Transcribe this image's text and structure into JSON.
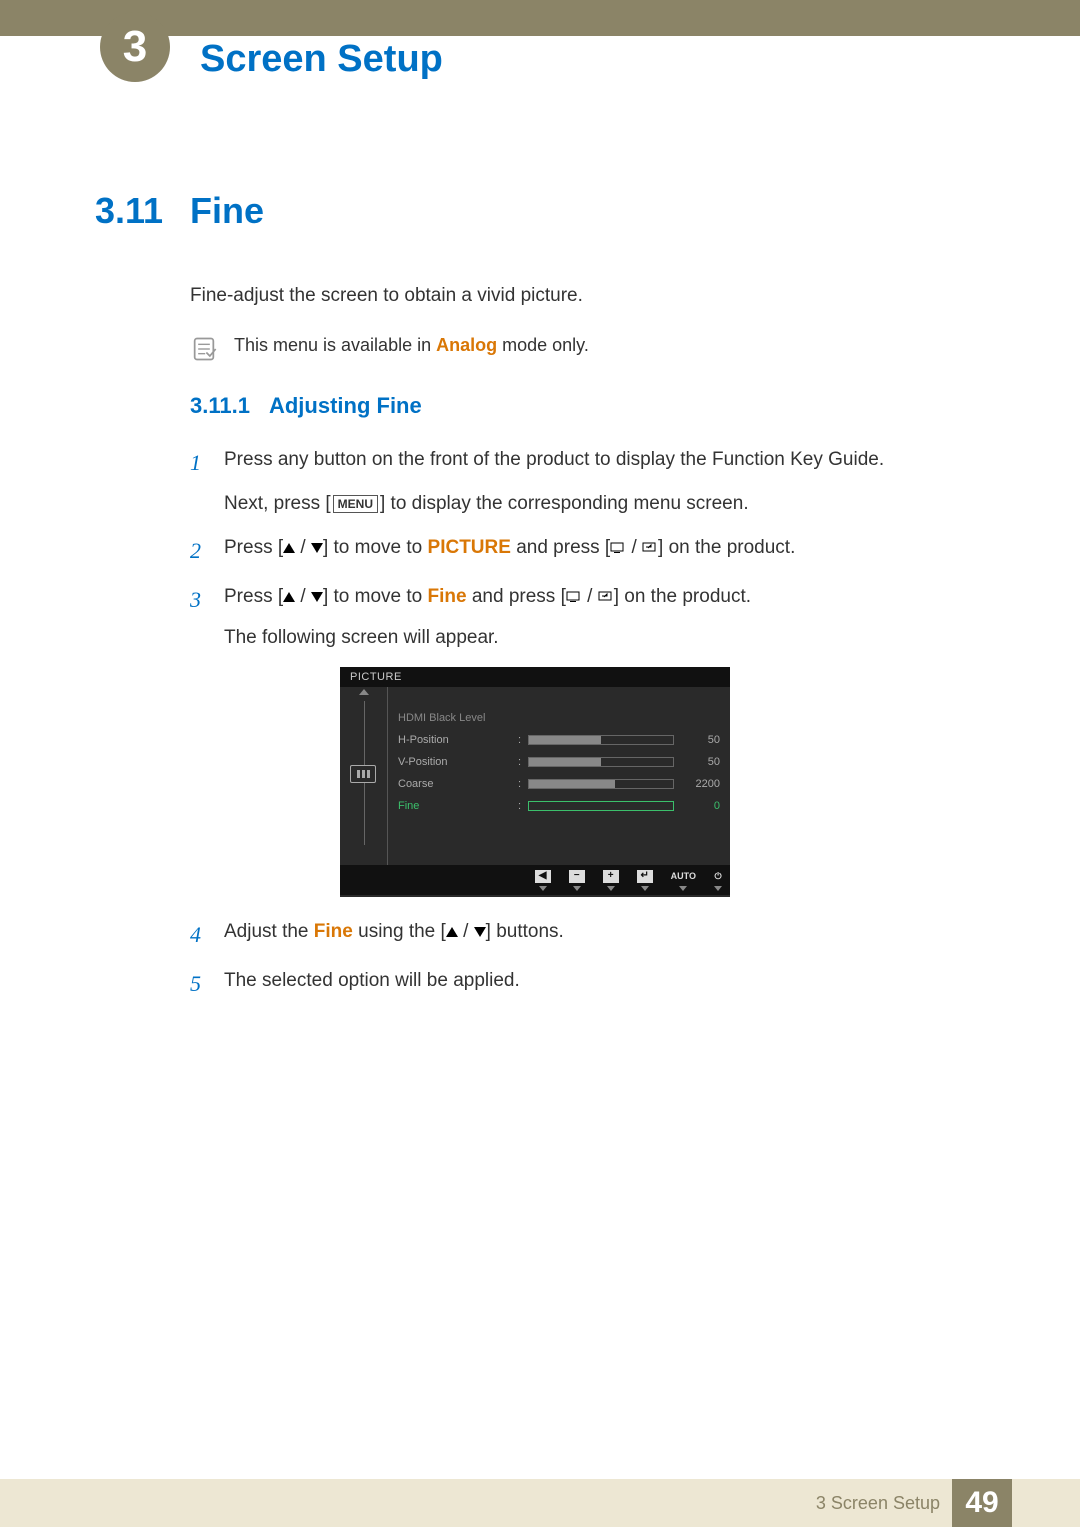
{
  "header": {
    "chapter_number": "3",
    "chapter_title": "Screen Setup"
  },
  "section": {
    "number": "3.11",
    "title": "Fine",
    "intro": "Fine-adjust the screen to obtain a vivid picture.",
    "note_prefix": "This menu is available in ",
    "note_highlight": "Analog",
    "note_suffix": " mode only."
  },
  "subsection": {
    "number": "3.11.1",
    "title": "Adjusting Fine"
  },
  "steps": {
    "s1_num": "1",
    "s1_line1": "Press any button on the front of the product to display the Function Key Guide.",
    "s1_line2a": "Next, press [",
    "s1_menu": "MENU",
    "s1_line2b": "] to display the corresponding menu screen.",
    "s2_num": "2",
    "s2_a": "Press [",
    "s2_b": "] to move to ",
    "s2_hl": "PICTURE",
    "s2_c": " and press [",
    "s2_d": "] on the product.",
    "s3_num": "3",
    "s3_a": "Press [",
    "s3_b": "] to move to ",
    "s3_hl": "Fine",
    "s3_c": " and press [",
    "s3_d": "] on the product.",
    "s3_line2": "The following screen will appear.",
    "s4_num": "4",
    "s4_a": "Adjust the ",
    "s4_hl": "Fine",
    "s4_b": " using the [",
    "s4_c": "] buttons.",
    "s5_num": "5",
    "s5": "The selected option will be applied."
  },
  "osd": {
    "title": "PICTURE",
    "rows": [
      {
        "label": "HDMI Black Level",
        "value": "",
        "fill": 0,
        "class": "hdmi",
        "has_slider": false
      },
      {
        "label": "H-Position",
        "value": "50",
        "fill": 50,
        "class": "",
        "has_slider": true
      },
      {
        "label": "V-Position",
        "value": "50",
        "fill": 50,
        "class": "",
        "has_slider": true
      },
      {
        "label": "Coarse",
        "value": "2200",
        "fill": 60,
        "class": "",
        "has_slider": true
      },
      {
        "label": "Fine",
        "value": "0",
        "fill": 0,
        "class": "selected",
        "has_slider": true
      }
    ],
    "footer": {
      "back": "◀",
      "minus": "−",
      "plus": "+",
      "enter": "↵",
      "auto": "AUTO",
      "power": "⏻"
    }
  },
  "footer": {
    "text": "3 Screen Setup",
    "page": "49"
  }
}
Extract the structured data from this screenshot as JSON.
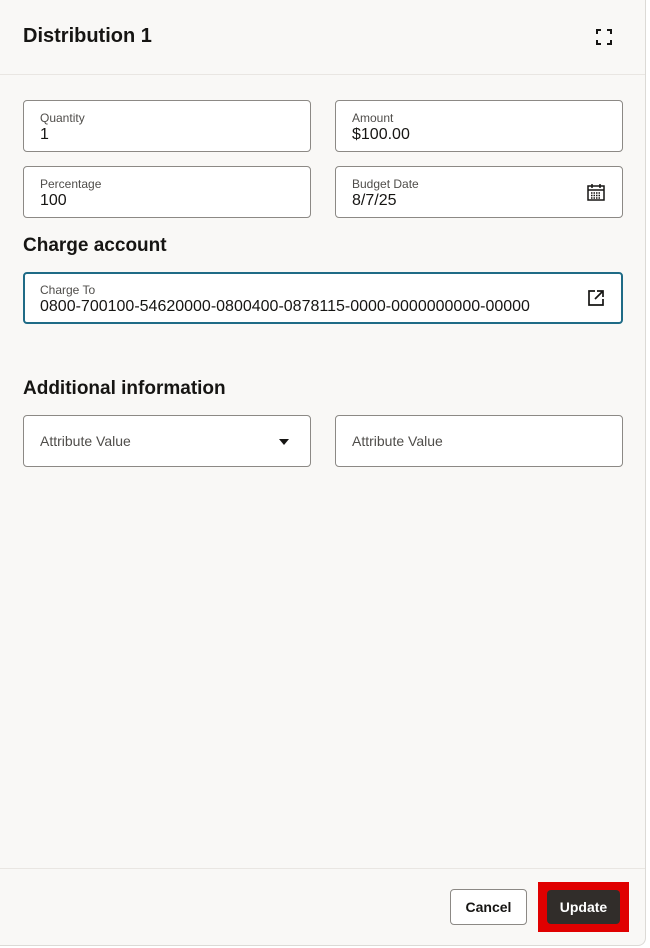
{
  "header": {
    "title": "Distribution 1"
  },
  "fields": {
    "quantity": {
      "label": "Quantity",
      "value": "1"
    },
    "amount": {
      "label": "Amount",
      "value": "$100.00"
    },
    "percentage": {
      "label": "Percentage",
      "value": "100"
    },
    "budget_date": {
      "label": "Budget Date",
      "value": "8/7/25"
    }
  },
  "charge_account": {
    "heading": "Charge account",
    "label": "Charge To",
    "value": "0800-700100-54620000-0800400-0878115-0000-0000000000-00000"
  },
  "additional": {
    "heading": "Additional information",
    "attr1_placeholder": "Attribute Value",
    "attr2_placeholder": "Attribute Value"
  },
  "footer": {
    "cancel_label": "Cancel",
    "update_label": "Update"
  },
  "colors": {
    "focus_border": "#1f6b86",
    "primary_button": "#312d2a",
    "highlight": "#e00000"
  }
}
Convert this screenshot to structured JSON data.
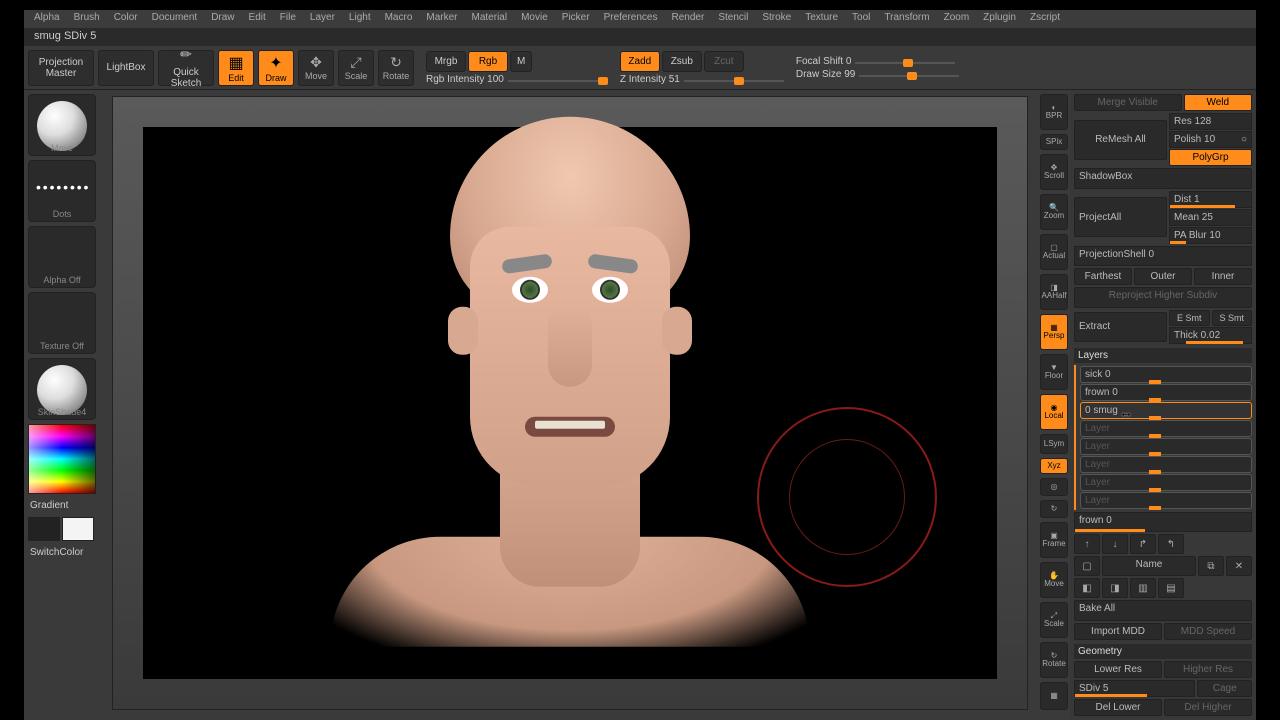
{
  "menus": [
    "Alpha",
    "Brush",
    "Color",
    "Document",
    "Draw",
    "Edit",
    "File",
    "Layer",
    "Light",
    "Macro",
    "Marker",
    "Material",
    "Movie",
    "Picker",
    "Preferences",
    "Render",
    "Stencil",
    "Stroke",
    "Texture",
    "Tool",
    "Transform",
    "Zoom",
    "Zplugin",
    "Zscript"
  ],
  "title": "smug SDiv 5",
  "toolbar": {
    "projection_master": "Projection Master",
    "lightbox": "LightBox",
    "quick_sketch": "Quick Sketch",
    "edit": "Edit",
    "draw": "Draw",
    "move": "Move",
    "scale": "Scale",
    "rotate": "Rotate",
    "mrgb": "Mrgb",
    "rgb": "Rgb",
    "m": "M",
    "rgb_intensity_label": "Rgb Intensity 100",
    "zadd": "Zadd",
    "zsub": "Zsub",
    "zcut": "Zcut",
    "z_intensity_label": "Z Intensity 51",
    "focal_shift_label": "Focal Shift 0",
    "draw_size_label": "Draw Size 99"
  },
  "left": {
    "move": "Move",
    "dots": "Dots",
    "alpha_off": "Alpha Off",
    "texture_off": "Texture Off",
    "skinshade4": "SkinShade4",
    "gradient": "Gradient",
    "switchcolor": "SwitchColor"
  },
  "right_icons": {
    "bpr": "BPR",
    "spix": "SPix",
    "scroll": "Scroll",
    "zoom": "Zoom",
    "actual": "Actual",
    "aahalf": "AAHalf",
    "persp": "Persp",
    "floor": "Floor",
    "local": "Local",
    "lsym": "LSym",
    "xyz": "Xyz",
    "frame": "Frame",
    "move": "Move",
    "scale": "Scale",
    "rotate": "Rotate",
    "polyf": "PolyF"
  },
  "right": {
    "merge_visible": "Merge Visible",
    "weld": "Weld",
    "remesh_all": "ReMesh All",
    "res": "Res 128",
    "polish": "Polish 10",
    "polygrp": "PolyGrp",
    "shadowbox": "ShadowBox",
    "projectall": "ProjectAll",
    "dist": "Dist 1",
    "mean": "Mean 25",
    "pa_blur": "PA Blur 10",
    "projectionshell": "ProjectionShell 0",
    "farthest": "Farthest",
    "outer": "Outer",
    "inner": "Inner",
    "reproject": "Reproject Higher Subdiv",
    "extract": "Extract",
    "e_smt": "E Smt",
    "s_smt": "S Smt",
    "thick": "Thick 0.02",
    "layers_header": "Layers",
    "layers": [
      {
        "name": "sick 0"
      },
      {
        "name": "frown 0"
      },
      {
        "name": "0 smug"
      }
    ],
    "empty_layers": [
      "Layer",
      "Layer",
      "Layer",
      "Layer",
      "Layer"
    ],
    "current_layer": "frown 0",
    "name_btn": "Name",
    "bake_all": "Bake All",
    "import_mdd": "Import MDD",
    "mdd_speed": "MDD Speed",
    "geometry_header": "Geometry",
    "lower_res": "Lower Res",
    "higher_res": "Higher Res",
    "sdiv": "SDiv 5",
    "cage": "Cage",
    "del_lower": "Del Lower",
    "del_higher": "Del Higher"
  }
}
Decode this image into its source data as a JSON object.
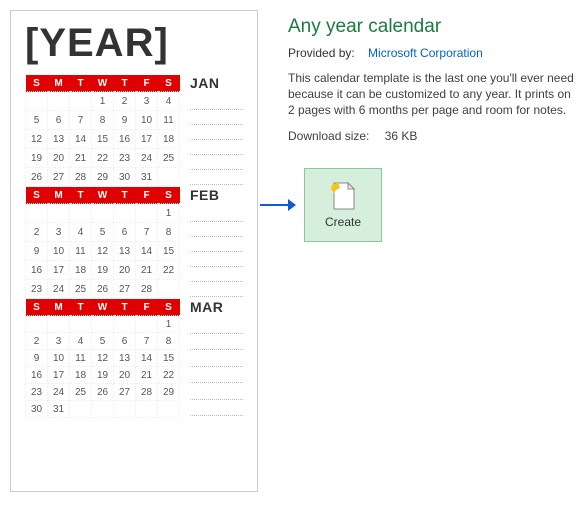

-=-=-

The exercise: In the entries above, find each line with the word "image" and show it.

Response to the task:
Transcribe this image's text and structure into JSON.
Decode this image into its source data as a JSON object.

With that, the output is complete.